(Extracted records)
----------
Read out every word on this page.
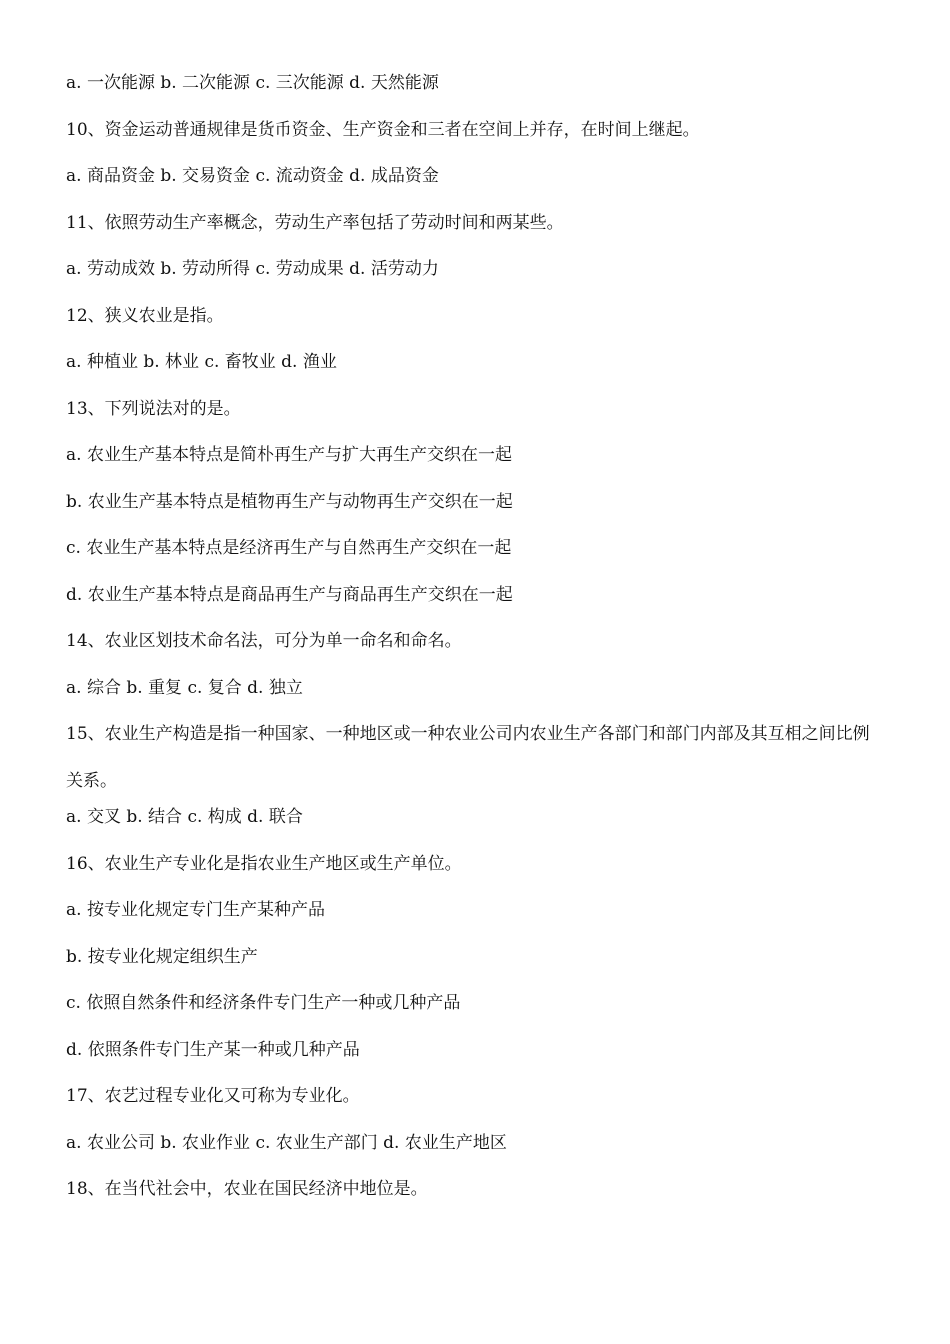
a. 一次能源 b. 二次能源 c. 三次能源 d. 天然能源
10、资金运动普通规律是货币资金、生产资金和三者在空间上并存，在时间上继起。
a. 商品资金 b. 交易资金 c. 流动资金 d. 成品资金
11、依照劳动生产率概念，劳动生产率包括了劳动时间和两某些。
a. 劳动成效 b. 劳动所得 c. 劳动成果 d. 活劳动力
12、狭义农业是指。
a. 种植业 b. 林业 c. 畜牧业 d. 渔业
13、下列说法对的是。
a. 农业生产基本特点是简朴再生产与扩大再生产交织在一起
b. 农业生产基本特点是植物再生产与动物再生产交织在一起
c. 农业生产基本特点是经济再生产与自然再生产交织在一起
d. 农业生产基本特点是商品再生产与商品再生产交织在一起
14、农业区划技术命名法，可分为单一命名和命名。
a. 综合 b. 重复 c. 复合 d. 独立
15、农业生产构造是指一种国家、一种地区或一种农业公司内农业生产各部门和部门内部及其互相之间比例关系。
a. 交叉 b. 结合 c. 构成 d. 联合
16、农业生产专业化是指农业生产地区或生产单位。
a. 按专业化规定专门生产某种产品
b. 按专业化规定组织生产
c. 依照自然条件和经济条件专门生产一种或几种产品
d. 依照条件专门生产某一种或几种产品
17、农艺过程专业化又可称为专业化。
a. 农业公司 b. 农业作业 c. 农业生产部门 d. 农业生产地区
18、在当代社会中，农业在国民经济中地位是。
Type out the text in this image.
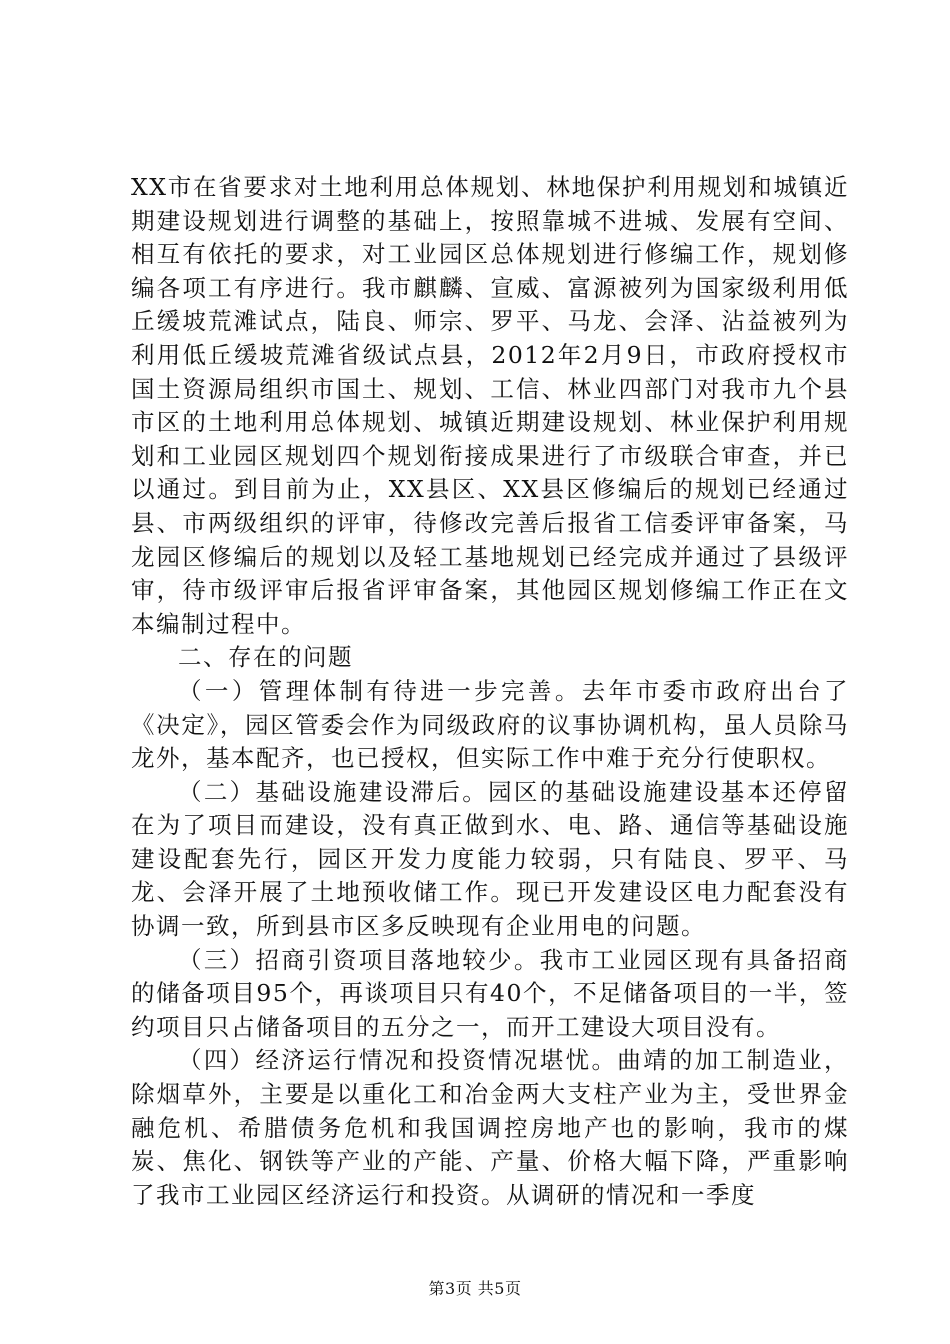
XX市在省要求对土地利用总体规划、林地保护利用规划和城镇近期建设规划进行调整的基础上，按照靠城不进城、发展有空间、相互有依托的要求，对工业园区总体规划进行修编工作，规划修编各项工有序进行。我市麒麟、宣威、富源被列为国家级利用低丘缓坡荒滩试点，陆良、师宗、罗平、马龙、会泽、沾益被列为利用低丘缓坡荒滩省级试点县，2012年2月9日，市政府授权市国土资源局组织市国土、规划、工信、林业四部门对我市九个县市区的土地利用总体规划、城镇近期建设规划、林业保护利用规划和工业园区规划四个规划衔接成果进行了市级联合审查，并已以通过。到目前为止，XX县区、XX县区修编后的规划已经通过县、市两级组织的评审，待修改完善后报省工信委评审备案，马龙园区修编后的规划以及轻工基地规划已经完成并通过了县级评审，待市级评审后报省评审备案，其他园区规划修编工作正在文本编制过程中。

二、存在的问题

（一）管理体制有待进一步完善。去年市委市政府出台了《决定》，园区管委会作为同级政府的议事协调机构，虽人员除马龙外，基本配齐，也已授权，但实际工作中难于充分行使职权。

（二）基础设施建设滞后。园区的基础设施建设基本还停留在为了项目而建设，没有真正做到水、电、路、通信等基础设施建设配套先行，园区开发力度能力较弱，只有陆良、罗平、马龙、会泽开展了土地预收储工作。现已开发建设区电力配套没有协调一致，所到县市区多反映现有企业用电的问题。

（三）招商引资项目落地较少。我市工业园区现有具备招商的储备项目95个，再谈项目只有40个，不足储备项目的一半，签约项目只占储备项目的五分之一，而开工建设大项目没有。

（四）经济运行情况和投资情况堪忧。曲靖的加工制造业，除烟草外，主要是以重化工和冶金两大支柱产业为主，受世界金融危机、希腊债务危机和我国调控房地产也的影响，我市的煤炭、焦化、钢铁等产业的产能、产量、价格大幅下降，严重影响了我市工业园区经济运行和投资。从调研的情况和一季度

第3页 共5页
----------
_Exercise directions_
Please repeat the entries exactly. Do not include the pictures.

_Correct answer_
Read out every word on this page.
a. 一次能源 b. 二次能源 c. 三次能源 d. 天然能源
10、资金运动普通规律是货币资金、生产资金和三者在空间上并存，在时间上继起。
a. 商品资金 b. 交易资金 c. 流动资金 d. 成品资金
11、依照劳动生产率概念，劳动生产率包括了劳动时间和两某些。
a. 劳动成效 b. 劳动所得 c. 劳动成果 d. 活劳动力
12、狭义农业是指。
a. 种植业 b. 林业 c. 畜牧业 d. 渔业
13、下列说法对的是。
a. 农业生产基本特点是简朴再生产与扩大再生产交织在一起
b. 农业生产基本特点是植物再生产与动物再生产交织在一起
c. 农业生产基本特点是经济再生产与自然再生产交织在一起
d. 农业生产基本特点是商品再生产与商品再生产交织在一起
14、农业区划技术命名法，可分为单一命名和命名。
a. 综合 b. 重复 c. 复合 d. 独立
15、农业生产构造是指一种国家、一种地区或一种农业公司内农业生产各部门和部门内部及其互相之间比例关系。
a. 交叉 b. 结合 c. 构成 d. 联合
16、农业生产专业化是指农业生产地区或生产单位。
a. 按专业化规定专门生产某种产品
b. 按专业化规定组织生产
c. 依照自然条件和经济条件专门生产一种或几种产品
d. 依照条件专门生产某一种或几种产品
17、农艺过程专业化又可称为专业化。
a. 农业公司 b. 农业作业 c. 农业生产部门 d. 农业生产地区
18、在当代社会中，农业在国民经济中地位是。
Type out the text in this image.
XX市在省要求对土地利用总体规划、林地保护利用规划和城镇近期建设规划进行调整的基础上，按照靠城不进城、发展有空间、相互有依托的要求，对工业园区总体规划进行修编工作，规划修编各项工有序进行。我市麒麟、宣威、富源被列为国家级利用低丘缓坡荒滩试点，陆良、师宗、罗平、马龙、会泽、沾益被列为利用低丘缓坡荒滩省级试点县，2012年2月9日，市政府授权市国土资源局组织市国土、规划、工信、林业四部门对我市九个县市区的土地利用总体规划、城镇近期建设规划、林业保护利用规划和工业园区规划四个规划衔接成果进行了市级联合审查，并已以通过。到目前为止，XX县区、XX县区修编后的规划已经通过县、市两级组织的评审，待修改完善后报省工信委评审备案，马龙园区修编后的规划以及轻工基地规划已经完成并通过了县级评审，待市级评审后报省评审备案，其他园区规划修编工作正在文本编制过程中。

二、存在的问题

（一）管理体制有待进一步完善。去年市委市政府出台了《决定》，园区管委会作为同级政府的议事协调机构，虽人员除马龙外，基本配齐，也已授权，但实际工作中难于充分行使职权。

（二）基础设施建设滞后。园区的基础设施建设基本还停留在为了项目而建设，没有真正做到水、电、路、通信等基础设施建设配套先行，园区开发力度能力较弱，只有陆良、罗平、马龙、会泽开展了土地预收储工作。现已开发建设区电力配套没有协调一致，所到县市区多反映现有企业用电的问题。

（三）招商引资项目落地较少。我市工业园区现有具备招商的储备项目95个，再谈项目只有40个，不足储备项目的一半，签约项目只占储备项目的五分之一，而开工建设大项目没有。

（四）经济运行情况和投资情况堪忧。曲靖的加工制造业，除烟草外，主要是以重化工和冶金两大支柱产业为主，受世界金融危机、希腊债务危机和我国调控房地产也的影响，我市的煤炭、焦化、钢铁等产业的产能、产量、价格大幅下降，严重影响了我市工业园区经济运行和投资。从调研的情况和一季度

第3页 共5页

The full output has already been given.